WRITTEN PROBLEM:
Write each line out exactly, leaving none out.

INPUT MATERIAL:

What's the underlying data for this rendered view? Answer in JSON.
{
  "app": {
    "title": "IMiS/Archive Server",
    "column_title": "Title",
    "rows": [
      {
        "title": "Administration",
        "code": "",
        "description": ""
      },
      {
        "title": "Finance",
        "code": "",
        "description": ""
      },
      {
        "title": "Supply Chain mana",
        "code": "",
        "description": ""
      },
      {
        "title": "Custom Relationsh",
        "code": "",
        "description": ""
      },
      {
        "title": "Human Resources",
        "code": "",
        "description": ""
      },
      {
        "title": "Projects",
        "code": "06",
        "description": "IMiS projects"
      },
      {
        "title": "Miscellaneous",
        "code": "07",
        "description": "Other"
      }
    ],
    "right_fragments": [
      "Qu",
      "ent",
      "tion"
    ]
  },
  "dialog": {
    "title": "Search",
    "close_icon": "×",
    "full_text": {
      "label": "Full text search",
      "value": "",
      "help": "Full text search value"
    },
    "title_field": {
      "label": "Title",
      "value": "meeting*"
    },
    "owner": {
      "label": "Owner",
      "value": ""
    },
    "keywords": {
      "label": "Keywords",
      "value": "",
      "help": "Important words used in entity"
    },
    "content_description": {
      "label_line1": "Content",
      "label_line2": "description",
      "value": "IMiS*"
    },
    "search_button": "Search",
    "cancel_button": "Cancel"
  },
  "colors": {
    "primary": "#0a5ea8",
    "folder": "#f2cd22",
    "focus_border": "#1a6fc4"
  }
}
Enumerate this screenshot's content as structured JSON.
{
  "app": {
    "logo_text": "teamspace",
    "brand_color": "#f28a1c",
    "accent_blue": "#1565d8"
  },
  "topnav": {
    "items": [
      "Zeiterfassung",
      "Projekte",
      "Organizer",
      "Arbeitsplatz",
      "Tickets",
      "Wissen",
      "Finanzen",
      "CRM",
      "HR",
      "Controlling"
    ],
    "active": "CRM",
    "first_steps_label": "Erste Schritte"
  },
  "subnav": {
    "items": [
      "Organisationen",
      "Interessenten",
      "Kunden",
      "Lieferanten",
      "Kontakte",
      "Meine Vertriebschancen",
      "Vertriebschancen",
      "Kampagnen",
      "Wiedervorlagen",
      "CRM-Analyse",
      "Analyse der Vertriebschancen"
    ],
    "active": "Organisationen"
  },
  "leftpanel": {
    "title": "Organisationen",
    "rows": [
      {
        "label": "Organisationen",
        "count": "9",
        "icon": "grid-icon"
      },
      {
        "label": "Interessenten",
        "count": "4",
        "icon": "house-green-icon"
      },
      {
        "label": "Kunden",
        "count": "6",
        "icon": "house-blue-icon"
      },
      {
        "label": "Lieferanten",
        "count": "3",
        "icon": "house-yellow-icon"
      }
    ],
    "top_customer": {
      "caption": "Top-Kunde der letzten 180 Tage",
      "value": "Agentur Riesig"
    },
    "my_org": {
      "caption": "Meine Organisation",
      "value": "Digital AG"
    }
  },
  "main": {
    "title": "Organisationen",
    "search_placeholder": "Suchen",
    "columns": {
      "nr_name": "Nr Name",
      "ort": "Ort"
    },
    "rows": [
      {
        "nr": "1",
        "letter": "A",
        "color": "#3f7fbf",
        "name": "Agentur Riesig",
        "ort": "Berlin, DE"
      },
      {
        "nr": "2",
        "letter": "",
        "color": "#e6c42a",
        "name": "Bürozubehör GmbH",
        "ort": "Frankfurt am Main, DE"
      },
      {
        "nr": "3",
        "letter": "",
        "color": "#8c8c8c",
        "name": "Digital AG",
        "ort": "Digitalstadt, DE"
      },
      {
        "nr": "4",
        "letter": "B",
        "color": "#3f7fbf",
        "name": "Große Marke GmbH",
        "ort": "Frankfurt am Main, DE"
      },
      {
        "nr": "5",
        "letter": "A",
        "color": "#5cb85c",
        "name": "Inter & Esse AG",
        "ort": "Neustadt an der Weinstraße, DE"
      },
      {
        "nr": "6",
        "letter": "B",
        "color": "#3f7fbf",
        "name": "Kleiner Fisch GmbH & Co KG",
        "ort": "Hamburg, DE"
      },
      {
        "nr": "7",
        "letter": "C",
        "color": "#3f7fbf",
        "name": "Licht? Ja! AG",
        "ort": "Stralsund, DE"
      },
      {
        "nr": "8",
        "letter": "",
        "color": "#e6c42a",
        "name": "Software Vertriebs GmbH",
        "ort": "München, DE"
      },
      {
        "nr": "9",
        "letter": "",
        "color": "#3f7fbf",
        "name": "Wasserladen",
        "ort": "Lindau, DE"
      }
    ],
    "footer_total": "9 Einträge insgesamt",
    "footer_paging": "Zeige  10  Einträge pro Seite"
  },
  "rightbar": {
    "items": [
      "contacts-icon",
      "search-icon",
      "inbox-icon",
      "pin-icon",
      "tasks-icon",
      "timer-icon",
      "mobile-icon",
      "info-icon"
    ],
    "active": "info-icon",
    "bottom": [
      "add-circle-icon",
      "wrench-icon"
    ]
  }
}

TASK SOLUTION:
What's the underlying data for this rendered view? Answer in JSON.
{
  "app": {
    "title": "IMiS/Archive Server",
    "column_title": "Title",
    "rows": [
      {
        "title": "Administration",
        "code": "",
        "description": ""
      },
      {
        "title": "Finance",
        "code": "",
        "description": ""
      },
      {
        "title": "Supply Chain mana",
        "code": "",
        "description": ""
      },
      {
        "title": "Custom Relationsh",
        "code": "",
        "description": ""
      },
      {
        "title": "Human Resources",
        "code": "",
        "description": ""
      },
      {
        "title": "Projects",
        "code": "06",
        "description": "IMiS projects"
      },
      {
        "title": "Miscellaneous",
        "code": "07",
        "description": "Other"
      }
    ],
    "right_fragments": [
      "Qu",
      "ent",
      "tion"
    ]
  },
  "dialog": {
    "title": "Search",
    "close_icon": "×",
    "full_text": {
      "label": "Full text search",
      "value": "",
      "help": "Full text search value"
    },
    "title_field": {
      "label": "Title",
      "value": "meeting*"
    },
    "owner": {
      "label": "Owner",
      "value": ""
    },
    "keywords": {
      "label": "Keywords",
      "value": "",
      "help": "Important words used in entity"
    },
    "content_description": {
      "label_line1": "Content",
      "label_line2": "description",
      "value": "IMiS*"
    },
    "search_button": "Search",
    "cancel_button": "Cancel"
  },
  "colors": {
    "primary": "#0a5ea8",
    "folder": "#f2cd22",
    "focus_border": "#1a6fc4"
  }
}
Enumerate this screenshot's content as structured JSON.
{
  "app": {
    "logo_text": "teamspace",
    "brand_color": "#f28a1c",
    "accent_blue": "#1565d8"
  },
  "topnav": {
    "items": [
      "Zeiterfassung",
      "Projekte",
      "Organizer",
      "Arbeitsplatz",
      "Tickets",
      "Wissen",
      "Finanzen",
      "CRM",
      "HR",
      "Controlling"
    ],
    "active": "CRM",
    "first_steps_label": "Erste Schritte"
  },
  "subnav": {
    "items": [
      "Organisationen",
      "Interessenten",
      "Kunden",
      "Lieferanten",
      "Kontakte",
      "Meine Vertriebschancen",
      "Vertriebschancen",
      "Kampagnen",
      "Wiedervorlagen",
      "CRM-Analyse",
      "Analyse der Vertriebschancen"
    ],
    "active": "Organisationen"
  },
  "leftpanel": {
    "title": "Organisationen",
    "rows": [
      {
        "label": "Organisationen",
        "count": "9",
        "icon": "grid-icon"
      },
      {
        "label": "Interessenten",
        "count": "4",
        "icon": "house-green-icon"
      },
      {
        "label": "Kunden",
        "count": "6",
        "icon": "house-blue-icon"
      },
      {
        "label": "Lieferanten",
        "count": "3",
        "icon": "house-yellow-icon"
      }
    ],
    "top_customer": {
      "caption": "Top-Kunde der letzten 180 Tage",
      "value": "Agentur Riesig"
    },
    "my_org": {
      "caption": "Meine Organisation",
      "value": "Digital AG"
    }
  },
  "main": {
    "title": "Organisationen",
    "search_placeholder": "Suchen",
    "columns": {
      "nr_name": "Nr Name",
      "ort": "Ort"
    },
    "rows": [
      {
        "nr": "1",
        "letter": "A",
        "color": "#3f7fbf",
        "name": "Agentur Riesig",
        "ort": "Berlin, DE"
      },
      {
        "nr": "2",
        "letter": "",
        "color": "#e6c42a",
        "name": "Bürozubehör GmbH",
        "ort": "Frankfurt am Main, DE"
      },
      {
        "nr": "3",
        "letter": "",
        "color": "#8c8c8c",
        "name": "Digital AG",
        "ort": "Digitalstadt, DE"
      },
      {
        "nr": "4",
        "letter": "B",
        "color": "#3f7fbf",
        "name": "Große Marke GmbH",
        "ort": "Frankfurt am Main, DE"
      },
      {
        "nr": "5",
        "letter": "A",
        "color": "#5cb85c",
        "name": "Inter & Esse AG",
        "ort": "Neustadt an der Weinstraße, DE"
      },
      {
        "nr": "6",
        "letter": "B",
        "color": "#3f7fbf",
        "name": "Kleiner Fisch GmbH & Co KG",
        "ort": "Hamburg, DE"
      },
      {
        "nr": "7",
        "letter": "C",
        "color": "#3f7fbf",
        "name": "Licht? Ja! AG",
        "ort": "Stralsund, DE"
      },
      {
        "nr": "8",
        "letter": "",
        "color": "#e6c42a",
        "name": "Software Vertriebs GmbH",
        "ort": "München, DE"
      },
      {
        "nr": "9",
        "letter": "",
        "color": "#3f7fbf",
        "name": "Wasserladen",
        "ort": "Lindau, DE"
      }
    ],
    "footer_total": "9 Einträge insgesamt",
    "footer_paging": "Zeige  10  Einträge pro Seite"
  },
  "rightbar": {
    "items": [
      "contacts-icon",
      "search-icon",
      "inbox-icon",
      "pin-icon",
      "tasks-icon",
      "timer-icon",
      "mobile-icon",
      "info-icon"
    ],
    "active": "info-icon",
    "bottom": [
      "add-circle-icon",
      "wrench-icon"
    ]
  }
}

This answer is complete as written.